Task to carry out:
From the entries below, count the lines with "โครก". Write only the count.

Rows:
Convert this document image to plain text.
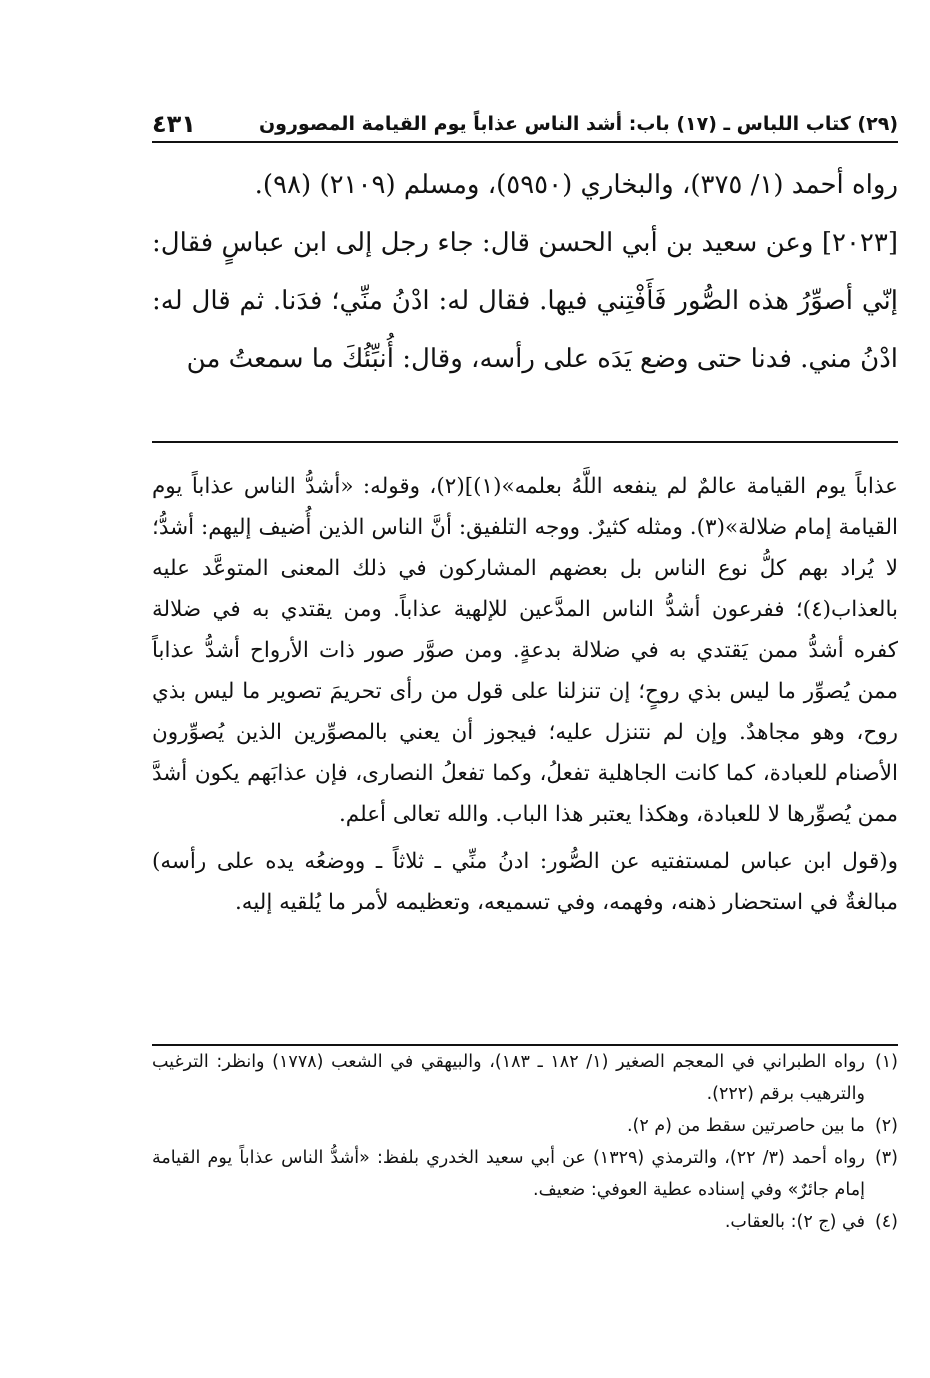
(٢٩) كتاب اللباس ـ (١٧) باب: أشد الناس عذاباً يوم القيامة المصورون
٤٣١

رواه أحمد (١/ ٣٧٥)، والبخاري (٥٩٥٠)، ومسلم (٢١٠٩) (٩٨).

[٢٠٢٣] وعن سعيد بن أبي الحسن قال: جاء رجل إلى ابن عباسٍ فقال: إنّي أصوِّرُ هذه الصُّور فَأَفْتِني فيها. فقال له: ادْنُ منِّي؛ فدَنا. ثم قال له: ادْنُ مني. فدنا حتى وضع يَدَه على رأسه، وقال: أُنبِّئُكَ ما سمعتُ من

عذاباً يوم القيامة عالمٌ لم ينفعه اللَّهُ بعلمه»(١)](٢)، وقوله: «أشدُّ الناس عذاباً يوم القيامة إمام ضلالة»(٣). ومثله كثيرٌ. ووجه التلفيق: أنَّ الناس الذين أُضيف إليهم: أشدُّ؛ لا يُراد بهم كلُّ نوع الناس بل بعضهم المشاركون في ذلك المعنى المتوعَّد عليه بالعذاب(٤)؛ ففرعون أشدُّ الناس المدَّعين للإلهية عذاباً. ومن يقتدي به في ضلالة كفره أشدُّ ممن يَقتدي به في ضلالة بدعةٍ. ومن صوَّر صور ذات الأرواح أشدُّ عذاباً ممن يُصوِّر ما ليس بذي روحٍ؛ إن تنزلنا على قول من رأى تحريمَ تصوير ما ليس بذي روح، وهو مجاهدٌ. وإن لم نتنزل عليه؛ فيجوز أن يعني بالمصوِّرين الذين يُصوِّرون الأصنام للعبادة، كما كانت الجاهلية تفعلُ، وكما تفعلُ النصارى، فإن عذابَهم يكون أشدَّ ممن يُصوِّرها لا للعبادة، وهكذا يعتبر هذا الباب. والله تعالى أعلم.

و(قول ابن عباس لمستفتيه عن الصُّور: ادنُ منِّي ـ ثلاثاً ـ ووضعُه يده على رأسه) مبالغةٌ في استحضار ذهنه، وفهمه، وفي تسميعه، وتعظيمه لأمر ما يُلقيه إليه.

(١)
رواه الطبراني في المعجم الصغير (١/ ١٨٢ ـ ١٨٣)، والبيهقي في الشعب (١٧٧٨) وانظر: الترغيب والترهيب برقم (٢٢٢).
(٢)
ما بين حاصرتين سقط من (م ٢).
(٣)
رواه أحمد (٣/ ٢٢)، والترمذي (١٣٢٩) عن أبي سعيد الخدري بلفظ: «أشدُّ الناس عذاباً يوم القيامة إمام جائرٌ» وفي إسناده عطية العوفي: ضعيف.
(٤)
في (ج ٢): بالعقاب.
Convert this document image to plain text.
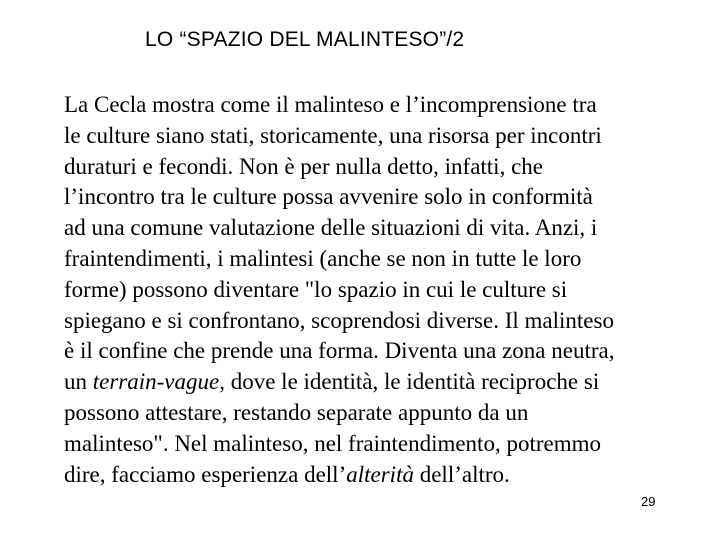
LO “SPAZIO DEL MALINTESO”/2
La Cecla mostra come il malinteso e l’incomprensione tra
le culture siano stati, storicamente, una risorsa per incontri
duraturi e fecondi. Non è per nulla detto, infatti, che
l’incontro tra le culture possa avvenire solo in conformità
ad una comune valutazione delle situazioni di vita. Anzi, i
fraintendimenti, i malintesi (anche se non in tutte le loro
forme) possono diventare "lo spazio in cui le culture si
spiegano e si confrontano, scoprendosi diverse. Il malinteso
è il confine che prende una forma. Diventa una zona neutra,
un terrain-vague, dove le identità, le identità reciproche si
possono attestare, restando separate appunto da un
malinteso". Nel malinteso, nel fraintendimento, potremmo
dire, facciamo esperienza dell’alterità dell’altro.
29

...

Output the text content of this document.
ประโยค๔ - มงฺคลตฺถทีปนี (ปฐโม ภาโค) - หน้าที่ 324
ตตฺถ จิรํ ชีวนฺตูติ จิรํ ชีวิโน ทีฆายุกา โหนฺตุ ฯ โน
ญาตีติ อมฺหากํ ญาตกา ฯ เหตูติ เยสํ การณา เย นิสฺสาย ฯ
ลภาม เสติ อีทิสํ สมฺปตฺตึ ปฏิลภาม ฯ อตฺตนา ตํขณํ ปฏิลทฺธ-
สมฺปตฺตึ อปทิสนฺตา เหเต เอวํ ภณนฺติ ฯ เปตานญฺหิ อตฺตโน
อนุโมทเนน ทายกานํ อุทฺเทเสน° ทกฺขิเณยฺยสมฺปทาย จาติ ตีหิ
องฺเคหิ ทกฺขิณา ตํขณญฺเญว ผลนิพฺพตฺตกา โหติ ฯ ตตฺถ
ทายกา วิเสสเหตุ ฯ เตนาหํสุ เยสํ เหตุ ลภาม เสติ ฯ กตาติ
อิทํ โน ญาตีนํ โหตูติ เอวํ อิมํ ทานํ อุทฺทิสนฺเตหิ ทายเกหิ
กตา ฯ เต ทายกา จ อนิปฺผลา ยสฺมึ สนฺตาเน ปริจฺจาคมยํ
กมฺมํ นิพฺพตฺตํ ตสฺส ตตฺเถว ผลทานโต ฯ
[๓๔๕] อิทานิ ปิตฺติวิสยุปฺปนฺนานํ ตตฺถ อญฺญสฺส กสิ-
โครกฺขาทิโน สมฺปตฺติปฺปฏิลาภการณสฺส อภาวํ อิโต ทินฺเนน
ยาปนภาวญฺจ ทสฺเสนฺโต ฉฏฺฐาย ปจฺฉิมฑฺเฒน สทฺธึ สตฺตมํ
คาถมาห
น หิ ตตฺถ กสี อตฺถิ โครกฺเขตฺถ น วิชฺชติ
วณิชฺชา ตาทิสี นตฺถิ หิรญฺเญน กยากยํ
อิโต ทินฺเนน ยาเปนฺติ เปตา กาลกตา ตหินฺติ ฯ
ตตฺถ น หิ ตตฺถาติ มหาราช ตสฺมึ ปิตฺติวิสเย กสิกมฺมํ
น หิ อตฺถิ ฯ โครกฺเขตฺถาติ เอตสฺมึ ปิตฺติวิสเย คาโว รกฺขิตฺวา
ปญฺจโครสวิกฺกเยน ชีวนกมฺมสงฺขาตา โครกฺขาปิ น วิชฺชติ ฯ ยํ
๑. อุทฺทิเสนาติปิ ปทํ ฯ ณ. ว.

Right answer:
4